* Consegna
Trascrivi per intero il brano su Mircea Eliade, parola per parola e senza alcuna modifica.

Alla fine della seconda guerra mondiale si trasferì a Parigi, dove rimase fino al 1956. Qui insegnò, scrisse, ebbe contatti fittissimi con università e intellettuali di vari paesi: invitato da Jung, cominciò a partecipare alle conferenze di Eranos nel 1950, ma condusse sostanzialmente una difficile vita da esule affermando che la sua patria rimaneva la lingua romena, poiché per ogni esiliato, la patria è la lingua materna che continua a parlare.
Dal 1957 la sua attività ufficiale fu di professore di storia delle religioni all'Università di Chicago, ma continuò nel frattempo a viaggiare moltissimo, a pubblicare (quasi tutto in Francia) e a svolgere fittissime attività accademiche. Dal 1960 al 1972, insieme a Ernst Jünger, diresse la rivista di storia delle religioni “Antaios”, pubblicata dall'Editore Klett di Stoccarda.
Alcuni volumi dell'”Encyclopedia of Religion” furono editi da Mircea Eliade come caporedattore (pubblicati da Macmillan) e tale opera gli valse la Dartmouth Medal dell'American Library Association nel 1988.
Forse il merito più grande dello storico delle religioni romeno è stato di avere preso il sacro sul serio. Secondo lui il sacro è la categoria fondamentale delle civiltà: non è una sovrastruttura, come vorrebbe un certo materialismo dialettico, non nasconde un sostrato economico o sociale, ma al contrario, li fonda. Tutto il reale è leggibile come ierofania, manifestazione del sacro, della sua potenza: cratofania. Non c’è ambito che non lo sia, nelle civiltà arcaiche. E il sacro è anzitutto collegato al problema del tempo (autentico suo chiodo fisso, che compare anche in molta sua narrativa, da Un’altra giovinezza al recentemente pubblicato Dayan. Attraverso il rito, scrive in quel capolavoro che è il Trattato di storia delle religioni, l’uomo viene reintegrato nell’illud tempus, nel tempo senza tempo precedente la caduta nella storia. Un tempo che però non è confinato in un lontanissimo passato, ma che è contemporaneo a tutte le epoche e che spetta al rito riattualizzare. Solo così l’uomo può incontrare la propria essenza più profonda.

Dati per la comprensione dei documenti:
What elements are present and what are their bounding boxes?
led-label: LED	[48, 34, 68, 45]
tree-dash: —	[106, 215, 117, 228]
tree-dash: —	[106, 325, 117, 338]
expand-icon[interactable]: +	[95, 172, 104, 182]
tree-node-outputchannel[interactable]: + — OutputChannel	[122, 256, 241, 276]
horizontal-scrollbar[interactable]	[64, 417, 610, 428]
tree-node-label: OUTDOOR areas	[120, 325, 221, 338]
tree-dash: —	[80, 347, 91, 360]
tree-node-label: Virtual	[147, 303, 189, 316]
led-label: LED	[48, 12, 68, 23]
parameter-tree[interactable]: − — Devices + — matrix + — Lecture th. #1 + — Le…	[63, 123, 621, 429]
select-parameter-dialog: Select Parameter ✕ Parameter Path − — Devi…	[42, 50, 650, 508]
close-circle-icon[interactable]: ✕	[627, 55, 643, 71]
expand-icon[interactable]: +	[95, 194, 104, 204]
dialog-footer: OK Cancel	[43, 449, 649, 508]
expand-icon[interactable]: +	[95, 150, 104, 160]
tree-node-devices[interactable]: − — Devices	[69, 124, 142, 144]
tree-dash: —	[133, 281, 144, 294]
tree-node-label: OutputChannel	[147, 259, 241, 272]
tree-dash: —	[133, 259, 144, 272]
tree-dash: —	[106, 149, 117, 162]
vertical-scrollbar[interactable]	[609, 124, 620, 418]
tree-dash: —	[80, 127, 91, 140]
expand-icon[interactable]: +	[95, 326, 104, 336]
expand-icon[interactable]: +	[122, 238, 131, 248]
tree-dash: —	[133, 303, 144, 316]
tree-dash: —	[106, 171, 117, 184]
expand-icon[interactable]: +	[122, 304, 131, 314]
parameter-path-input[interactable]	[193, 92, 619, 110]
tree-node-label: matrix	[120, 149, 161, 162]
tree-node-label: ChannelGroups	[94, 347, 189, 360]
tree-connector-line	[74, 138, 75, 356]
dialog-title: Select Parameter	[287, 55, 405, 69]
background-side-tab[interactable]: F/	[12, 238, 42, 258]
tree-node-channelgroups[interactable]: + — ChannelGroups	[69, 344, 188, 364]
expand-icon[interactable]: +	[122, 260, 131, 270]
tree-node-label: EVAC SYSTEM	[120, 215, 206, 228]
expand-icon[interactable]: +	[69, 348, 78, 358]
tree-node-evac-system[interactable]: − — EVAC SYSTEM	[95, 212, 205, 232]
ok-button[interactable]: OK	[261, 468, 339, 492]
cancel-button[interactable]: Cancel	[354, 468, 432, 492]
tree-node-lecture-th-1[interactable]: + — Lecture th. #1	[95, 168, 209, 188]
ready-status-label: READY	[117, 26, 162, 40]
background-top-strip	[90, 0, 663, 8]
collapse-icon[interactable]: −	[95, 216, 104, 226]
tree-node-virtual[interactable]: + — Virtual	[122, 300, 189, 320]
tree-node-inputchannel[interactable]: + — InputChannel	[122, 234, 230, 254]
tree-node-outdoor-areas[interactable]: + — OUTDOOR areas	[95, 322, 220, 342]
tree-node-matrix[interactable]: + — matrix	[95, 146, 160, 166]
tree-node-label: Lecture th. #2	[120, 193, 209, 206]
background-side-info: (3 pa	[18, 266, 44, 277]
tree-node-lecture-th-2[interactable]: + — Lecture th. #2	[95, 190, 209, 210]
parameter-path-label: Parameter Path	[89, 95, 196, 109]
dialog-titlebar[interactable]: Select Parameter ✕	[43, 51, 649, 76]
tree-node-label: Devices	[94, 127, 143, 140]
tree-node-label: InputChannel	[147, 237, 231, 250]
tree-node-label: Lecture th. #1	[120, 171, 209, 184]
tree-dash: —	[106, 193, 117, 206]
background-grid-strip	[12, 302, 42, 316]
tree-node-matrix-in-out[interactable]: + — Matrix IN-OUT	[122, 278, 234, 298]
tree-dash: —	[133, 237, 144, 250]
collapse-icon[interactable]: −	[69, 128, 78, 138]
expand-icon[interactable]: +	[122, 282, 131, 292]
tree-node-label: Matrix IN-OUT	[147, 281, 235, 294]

* Risposta all'esercizio
Alla fine della seconda guerra mondiale si trasferì a Parigi, dove rimase fino al 1956. Qui insegnò, scrisse, ebbe contatti fittissimi con università e intellettuali di vari paesi: invitato da Jung, cominciò a partecipare alle conferenze di Eranos nel 1950, ma condusse sostanzialmente una difficile vita da esule affermando che la sua patria rimaneva la lingua romena, poiché per ogni esiliato, la patria è la lingua materna che continua a parlare.
Dal 1957 la sua attività ufficiale fu di professore di storia delle religioni all'Università di Chicago, ma continuò nel frattempo a viaggiare moltissimo, a pubblicare (quasi tutto in Francia) e a svolgere fittissime attività accademiche. Dal 1960 al 1972, insieme a Ernst Jünger, diresse la rivista di storia delle religioni “Antaios”, pubblicata dall'Editore Klett di Stoccarda.
Alcuni volumi dell'”Encyclopedia of Religion” furono editi da Mircea Eliade come caporedattore (pubblicati da Macmillan) e tale opera gli valse la Dartmouth Medal dell'American Library Association nel 1988.
Forse il merito più grande dello storico delle religioni romeno è stato di avere preso il sacro sul serio. Secondo lui il sacro è la categoria fondamentale delle civiltà: non è una sovrastruttura, come vorrebbe un certo materialismo dialettico, non nasconde un sostrato economico o sociale, ma al contrario, li fonda. Tutto il reale è leggibile come ierofania, manifestazione del sacro, della sua potenza: cratofania. Non c’è ambito che non lo sia, nelle civiltà arcaiche. E il sacro è anzitutto collegato al problema del tempo (autentico suo chiodo fisso, che compare anche in molta sua narrativa, da Un’altra giovinezza al recentemente pubblicato Dayan. Attraverso il rito, scrive in quel capolavoro che è il Trattato di storia delle religioni, l’uomo viene reintegrato nell’illud tempus, nel tempo senza tempo precedente la caduta nella storia. Un tempo che però non è confinato in un lontanissimo passato, ma che è contemporaneo a tutte le epoche e che spetta al rito riattualizzare. Solo così l’uomo può incontrare la propria essenza più profonda.